• _Task instructions_: Scan the data below for the string "text". Copy every line where it appears.

Part of a data file

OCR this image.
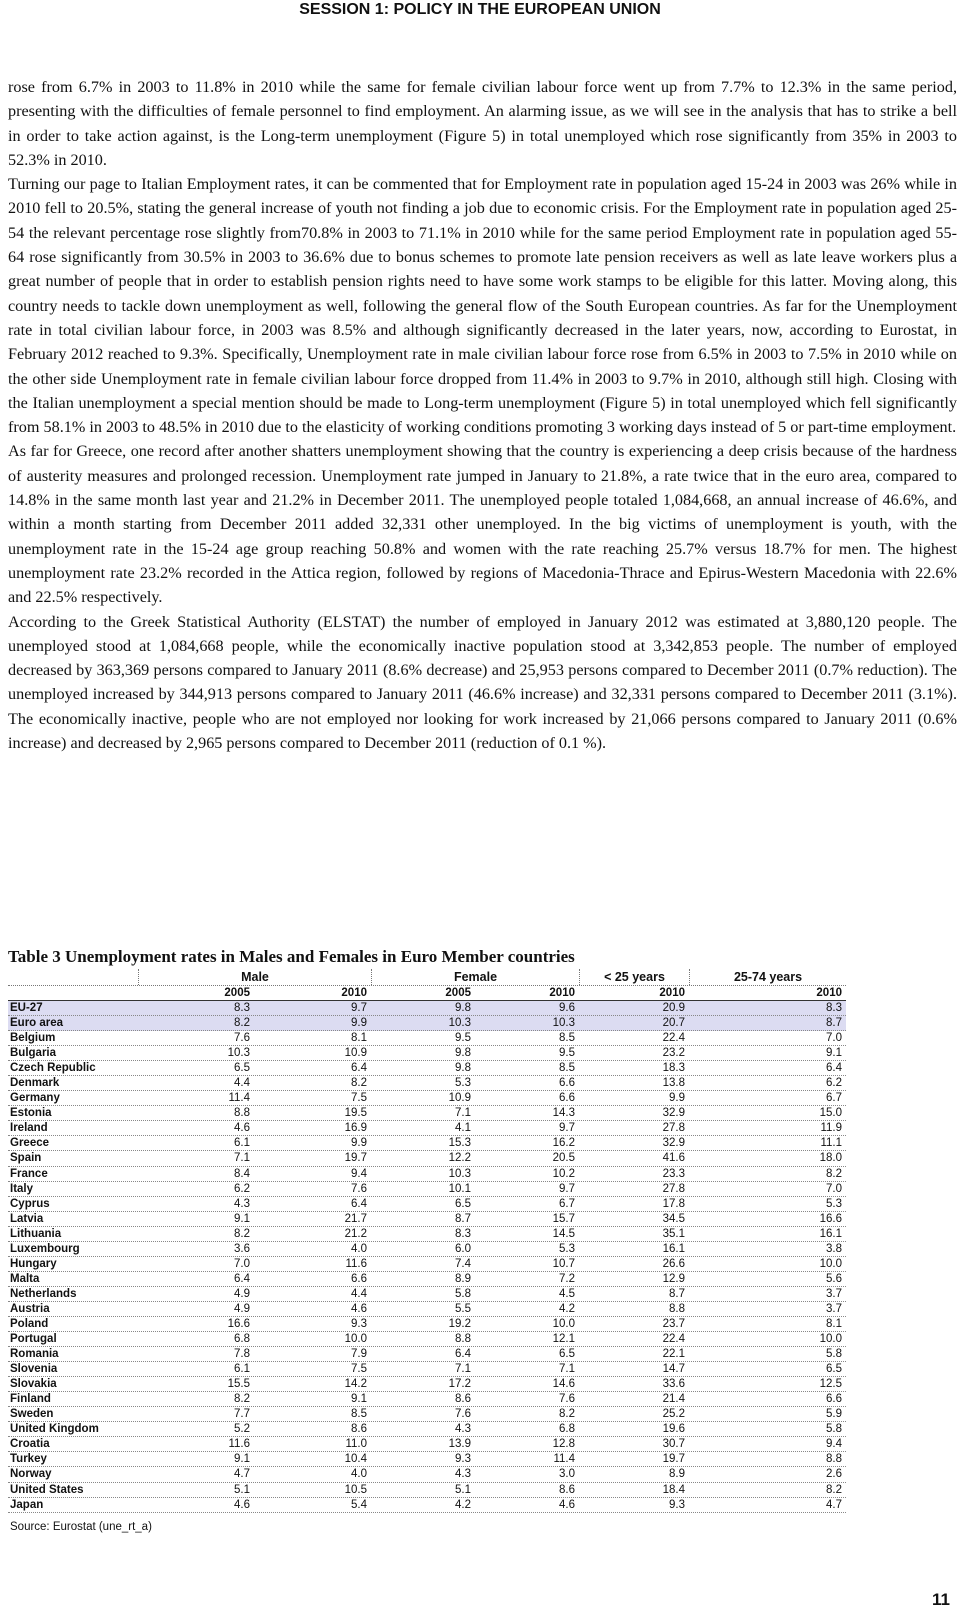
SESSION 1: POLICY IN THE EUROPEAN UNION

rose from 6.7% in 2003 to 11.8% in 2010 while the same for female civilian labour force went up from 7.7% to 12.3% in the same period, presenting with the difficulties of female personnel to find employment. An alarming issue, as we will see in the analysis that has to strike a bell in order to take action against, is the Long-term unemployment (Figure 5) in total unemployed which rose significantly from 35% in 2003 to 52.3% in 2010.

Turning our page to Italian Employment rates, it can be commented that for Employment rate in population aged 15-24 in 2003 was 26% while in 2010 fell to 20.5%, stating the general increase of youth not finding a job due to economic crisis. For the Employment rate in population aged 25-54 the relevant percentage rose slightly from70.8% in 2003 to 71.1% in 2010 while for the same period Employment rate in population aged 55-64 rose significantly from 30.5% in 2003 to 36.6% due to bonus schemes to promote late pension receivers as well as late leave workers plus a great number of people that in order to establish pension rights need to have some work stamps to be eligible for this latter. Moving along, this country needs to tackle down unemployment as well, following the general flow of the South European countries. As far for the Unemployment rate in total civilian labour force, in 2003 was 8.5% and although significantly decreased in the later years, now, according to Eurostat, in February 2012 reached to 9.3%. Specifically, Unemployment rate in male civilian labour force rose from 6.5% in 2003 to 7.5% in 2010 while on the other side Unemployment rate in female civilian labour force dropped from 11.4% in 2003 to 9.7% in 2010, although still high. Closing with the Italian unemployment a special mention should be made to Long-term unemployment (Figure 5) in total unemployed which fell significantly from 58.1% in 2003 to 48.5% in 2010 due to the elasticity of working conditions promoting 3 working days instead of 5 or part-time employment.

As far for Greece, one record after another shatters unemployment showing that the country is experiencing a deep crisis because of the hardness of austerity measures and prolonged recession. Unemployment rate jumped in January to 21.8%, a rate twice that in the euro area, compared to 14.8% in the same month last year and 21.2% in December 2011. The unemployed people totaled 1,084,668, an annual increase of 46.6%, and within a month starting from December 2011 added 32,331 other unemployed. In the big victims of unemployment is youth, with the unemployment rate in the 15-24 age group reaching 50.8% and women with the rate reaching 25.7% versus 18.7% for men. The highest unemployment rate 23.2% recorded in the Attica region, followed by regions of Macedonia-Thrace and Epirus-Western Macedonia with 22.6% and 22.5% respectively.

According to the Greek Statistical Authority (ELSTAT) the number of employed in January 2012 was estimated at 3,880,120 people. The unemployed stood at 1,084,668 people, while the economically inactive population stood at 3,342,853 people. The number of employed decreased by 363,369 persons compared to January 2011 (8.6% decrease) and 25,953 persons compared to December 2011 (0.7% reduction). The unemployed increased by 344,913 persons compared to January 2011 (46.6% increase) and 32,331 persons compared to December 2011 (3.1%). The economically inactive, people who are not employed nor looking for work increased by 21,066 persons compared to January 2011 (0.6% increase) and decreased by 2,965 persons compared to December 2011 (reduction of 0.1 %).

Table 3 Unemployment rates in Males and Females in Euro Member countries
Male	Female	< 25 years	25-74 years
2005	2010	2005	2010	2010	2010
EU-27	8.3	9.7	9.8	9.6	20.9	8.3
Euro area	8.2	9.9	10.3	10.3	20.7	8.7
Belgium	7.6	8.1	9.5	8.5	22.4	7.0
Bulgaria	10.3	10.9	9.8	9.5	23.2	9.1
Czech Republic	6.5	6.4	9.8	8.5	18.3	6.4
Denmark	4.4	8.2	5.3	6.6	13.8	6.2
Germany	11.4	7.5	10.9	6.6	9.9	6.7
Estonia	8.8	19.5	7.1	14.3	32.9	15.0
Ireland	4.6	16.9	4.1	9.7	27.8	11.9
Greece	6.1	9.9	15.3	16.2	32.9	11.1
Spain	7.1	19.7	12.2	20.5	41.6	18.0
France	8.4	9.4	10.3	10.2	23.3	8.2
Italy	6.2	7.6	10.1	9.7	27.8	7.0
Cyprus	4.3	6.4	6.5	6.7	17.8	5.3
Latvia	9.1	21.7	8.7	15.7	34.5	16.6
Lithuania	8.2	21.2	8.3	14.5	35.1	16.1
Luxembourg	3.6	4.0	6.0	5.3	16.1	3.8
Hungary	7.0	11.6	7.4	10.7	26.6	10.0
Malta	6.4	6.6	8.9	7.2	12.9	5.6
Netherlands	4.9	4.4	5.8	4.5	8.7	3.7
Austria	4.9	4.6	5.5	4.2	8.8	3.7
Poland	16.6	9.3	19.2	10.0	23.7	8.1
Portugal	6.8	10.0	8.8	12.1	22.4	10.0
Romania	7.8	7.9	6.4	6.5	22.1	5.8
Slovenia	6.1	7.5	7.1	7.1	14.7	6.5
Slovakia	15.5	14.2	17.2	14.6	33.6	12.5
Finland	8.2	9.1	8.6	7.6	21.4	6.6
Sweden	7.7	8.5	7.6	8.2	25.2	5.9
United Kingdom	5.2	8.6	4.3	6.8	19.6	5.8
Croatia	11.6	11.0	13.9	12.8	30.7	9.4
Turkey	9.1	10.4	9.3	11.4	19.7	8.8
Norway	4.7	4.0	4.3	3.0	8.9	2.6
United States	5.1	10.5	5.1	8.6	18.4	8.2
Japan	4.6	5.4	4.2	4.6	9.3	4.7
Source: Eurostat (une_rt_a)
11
...
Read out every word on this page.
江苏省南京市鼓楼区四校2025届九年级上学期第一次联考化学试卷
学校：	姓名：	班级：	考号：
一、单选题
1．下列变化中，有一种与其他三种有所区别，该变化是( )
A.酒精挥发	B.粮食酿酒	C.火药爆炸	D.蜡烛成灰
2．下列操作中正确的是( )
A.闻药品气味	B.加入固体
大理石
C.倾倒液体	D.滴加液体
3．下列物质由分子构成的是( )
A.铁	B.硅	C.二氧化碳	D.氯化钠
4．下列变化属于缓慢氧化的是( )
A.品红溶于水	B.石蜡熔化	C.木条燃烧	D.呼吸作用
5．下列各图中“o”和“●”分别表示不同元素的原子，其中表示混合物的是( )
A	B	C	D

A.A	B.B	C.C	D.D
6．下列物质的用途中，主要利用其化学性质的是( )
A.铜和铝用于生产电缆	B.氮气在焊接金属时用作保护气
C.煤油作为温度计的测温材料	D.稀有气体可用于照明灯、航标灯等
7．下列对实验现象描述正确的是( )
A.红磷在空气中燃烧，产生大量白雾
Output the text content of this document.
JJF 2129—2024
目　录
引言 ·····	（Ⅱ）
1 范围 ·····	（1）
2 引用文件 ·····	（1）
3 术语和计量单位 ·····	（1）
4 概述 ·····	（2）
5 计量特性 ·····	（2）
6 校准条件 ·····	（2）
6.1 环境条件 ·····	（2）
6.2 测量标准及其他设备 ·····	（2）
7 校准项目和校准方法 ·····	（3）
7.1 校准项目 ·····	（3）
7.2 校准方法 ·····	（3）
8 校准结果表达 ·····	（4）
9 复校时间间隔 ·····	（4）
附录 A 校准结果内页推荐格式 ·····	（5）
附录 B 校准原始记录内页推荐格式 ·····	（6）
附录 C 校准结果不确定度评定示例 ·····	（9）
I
--
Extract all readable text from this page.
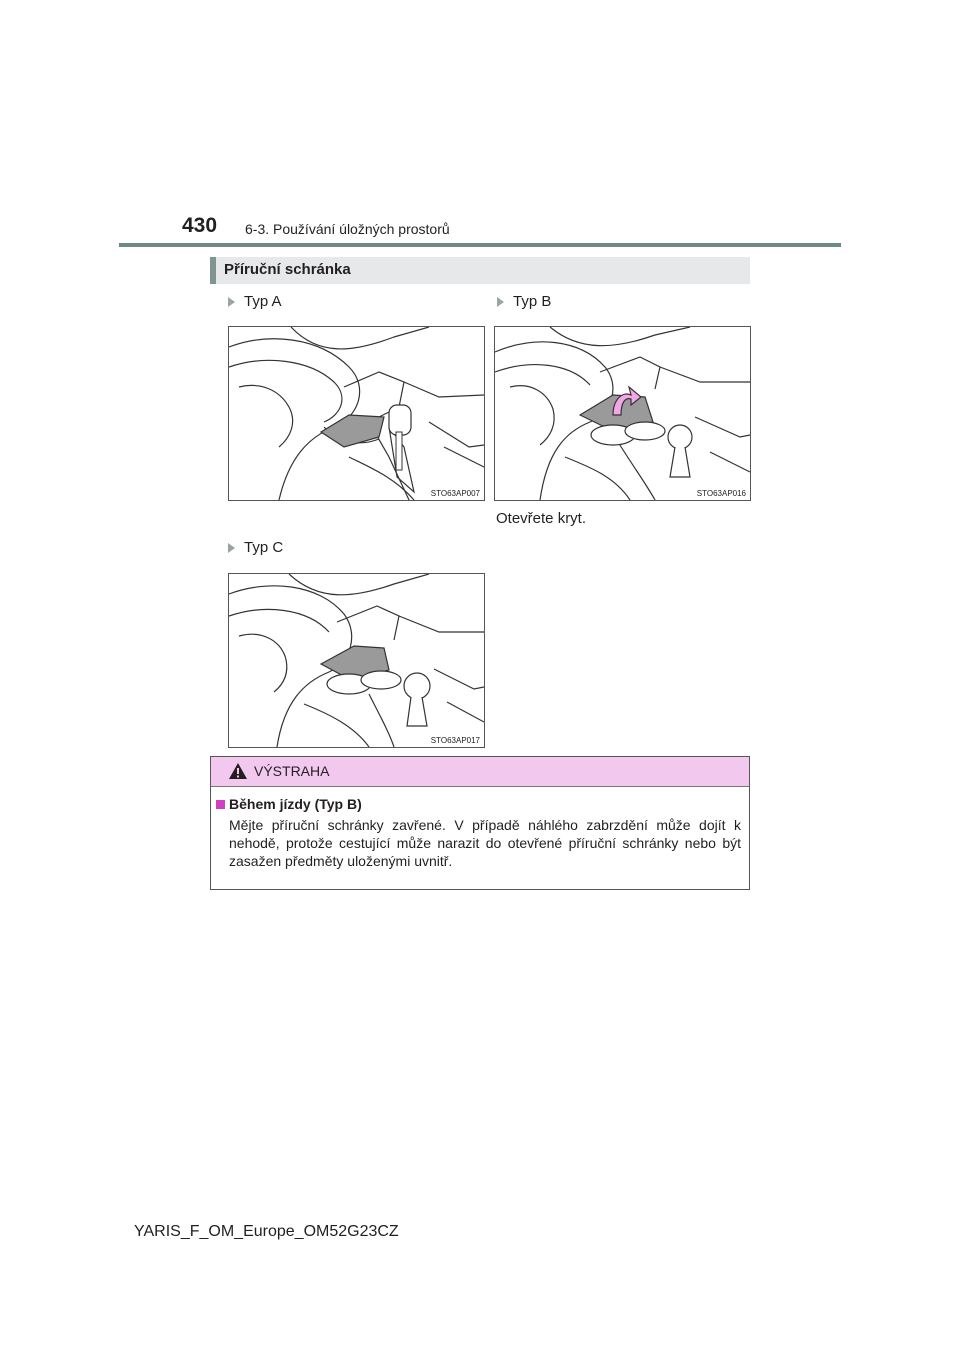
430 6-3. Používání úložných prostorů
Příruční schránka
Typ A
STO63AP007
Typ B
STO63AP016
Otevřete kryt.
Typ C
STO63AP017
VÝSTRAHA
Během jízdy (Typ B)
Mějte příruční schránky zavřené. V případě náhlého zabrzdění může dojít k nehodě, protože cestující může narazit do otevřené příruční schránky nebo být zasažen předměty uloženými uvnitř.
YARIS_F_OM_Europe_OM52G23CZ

• _Task answer_:
Output the text content of this document.
Extract all readable text from this page.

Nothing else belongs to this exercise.